Search the records for "RHESSI". Copy every line where it appears.

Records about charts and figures
·····

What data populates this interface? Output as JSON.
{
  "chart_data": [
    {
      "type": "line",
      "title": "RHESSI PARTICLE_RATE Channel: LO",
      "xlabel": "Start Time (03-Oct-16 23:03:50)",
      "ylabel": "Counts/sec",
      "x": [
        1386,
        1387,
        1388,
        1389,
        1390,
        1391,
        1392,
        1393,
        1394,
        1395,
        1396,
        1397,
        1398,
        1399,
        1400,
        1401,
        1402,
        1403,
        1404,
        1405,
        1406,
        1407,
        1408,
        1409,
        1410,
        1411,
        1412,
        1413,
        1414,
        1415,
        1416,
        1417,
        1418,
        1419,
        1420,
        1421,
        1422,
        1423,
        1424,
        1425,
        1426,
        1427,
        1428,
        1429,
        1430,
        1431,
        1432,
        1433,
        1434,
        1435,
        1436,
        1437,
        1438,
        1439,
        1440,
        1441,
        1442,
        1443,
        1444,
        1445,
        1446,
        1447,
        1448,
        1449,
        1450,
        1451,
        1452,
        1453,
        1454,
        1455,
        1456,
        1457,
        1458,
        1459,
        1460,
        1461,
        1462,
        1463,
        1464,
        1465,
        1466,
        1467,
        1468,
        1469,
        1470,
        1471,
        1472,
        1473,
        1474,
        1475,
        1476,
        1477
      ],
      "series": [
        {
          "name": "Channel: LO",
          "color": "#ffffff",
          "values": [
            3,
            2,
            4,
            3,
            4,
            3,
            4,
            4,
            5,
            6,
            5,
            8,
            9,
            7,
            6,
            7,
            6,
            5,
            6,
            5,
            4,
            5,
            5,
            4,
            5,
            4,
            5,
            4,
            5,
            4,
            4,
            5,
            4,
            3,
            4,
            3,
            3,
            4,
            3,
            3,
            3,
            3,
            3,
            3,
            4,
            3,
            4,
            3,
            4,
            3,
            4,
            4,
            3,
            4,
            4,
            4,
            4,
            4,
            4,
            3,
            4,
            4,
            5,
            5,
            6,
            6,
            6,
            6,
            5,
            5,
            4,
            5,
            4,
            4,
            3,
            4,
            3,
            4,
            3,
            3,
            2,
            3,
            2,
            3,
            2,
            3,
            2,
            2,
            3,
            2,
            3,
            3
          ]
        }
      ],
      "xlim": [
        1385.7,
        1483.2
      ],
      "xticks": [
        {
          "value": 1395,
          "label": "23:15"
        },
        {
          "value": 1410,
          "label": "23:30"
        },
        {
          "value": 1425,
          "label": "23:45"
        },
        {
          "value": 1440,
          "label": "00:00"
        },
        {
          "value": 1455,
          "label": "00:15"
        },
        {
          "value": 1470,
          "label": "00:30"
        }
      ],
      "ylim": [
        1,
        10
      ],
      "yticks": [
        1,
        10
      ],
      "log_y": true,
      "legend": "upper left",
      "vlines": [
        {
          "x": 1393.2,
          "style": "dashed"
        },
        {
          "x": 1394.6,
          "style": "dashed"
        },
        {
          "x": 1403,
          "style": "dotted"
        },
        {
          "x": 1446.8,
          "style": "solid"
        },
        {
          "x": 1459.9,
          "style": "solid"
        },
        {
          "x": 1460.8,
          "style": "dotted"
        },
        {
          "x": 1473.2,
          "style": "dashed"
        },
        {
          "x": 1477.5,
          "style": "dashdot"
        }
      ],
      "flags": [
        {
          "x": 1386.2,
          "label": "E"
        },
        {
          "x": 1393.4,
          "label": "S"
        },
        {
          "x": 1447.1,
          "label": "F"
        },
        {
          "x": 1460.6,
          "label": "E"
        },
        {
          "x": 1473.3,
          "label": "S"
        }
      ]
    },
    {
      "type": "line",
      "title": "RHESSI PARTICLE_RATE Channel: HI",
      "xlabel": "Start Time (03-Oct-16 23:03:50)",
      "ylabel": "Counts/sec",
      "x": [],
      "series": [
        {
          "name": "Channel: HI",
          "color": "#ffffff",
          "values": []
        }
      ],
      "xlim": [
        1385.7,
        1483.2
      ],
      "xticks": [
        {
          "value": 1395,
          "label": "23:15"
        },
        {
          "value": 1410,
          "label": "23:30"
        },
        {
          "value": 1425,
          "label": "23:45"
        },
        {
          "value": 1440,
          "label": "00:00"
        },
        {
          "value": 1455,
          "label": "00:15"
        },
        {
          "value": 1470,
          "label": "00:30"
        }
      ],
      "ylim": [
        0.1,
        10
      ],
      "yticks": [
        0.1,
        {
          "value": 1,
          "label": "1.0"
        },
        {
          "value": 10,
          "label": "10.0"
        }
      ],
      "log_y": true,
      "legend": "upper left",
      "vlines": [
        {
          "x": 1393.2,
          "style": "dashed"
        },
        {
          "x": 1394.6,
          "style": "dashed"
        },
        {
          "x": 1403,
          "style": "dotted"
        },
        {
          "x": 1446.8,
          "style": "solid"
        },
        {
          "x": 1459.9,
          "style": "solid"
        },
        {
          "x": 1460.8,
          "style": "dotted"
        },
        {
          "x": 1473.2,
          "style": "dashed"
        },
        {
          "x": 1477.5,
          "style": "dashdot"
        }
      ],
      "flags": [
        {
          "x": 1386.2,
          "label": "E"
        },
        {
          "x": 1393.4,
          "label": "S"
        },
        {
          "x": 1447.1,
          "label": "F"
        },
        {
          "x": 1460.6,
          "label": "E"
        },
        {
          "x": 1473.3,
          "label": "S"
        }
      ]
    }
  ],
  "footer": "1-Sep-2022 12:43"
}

·····

* SOLUTION TO THE EXERCISE
      "title": "RHESSI PARTICLE_RATE Channel: LO",
      "title": "RHESSI PARTICLE_RATE Channel: HI",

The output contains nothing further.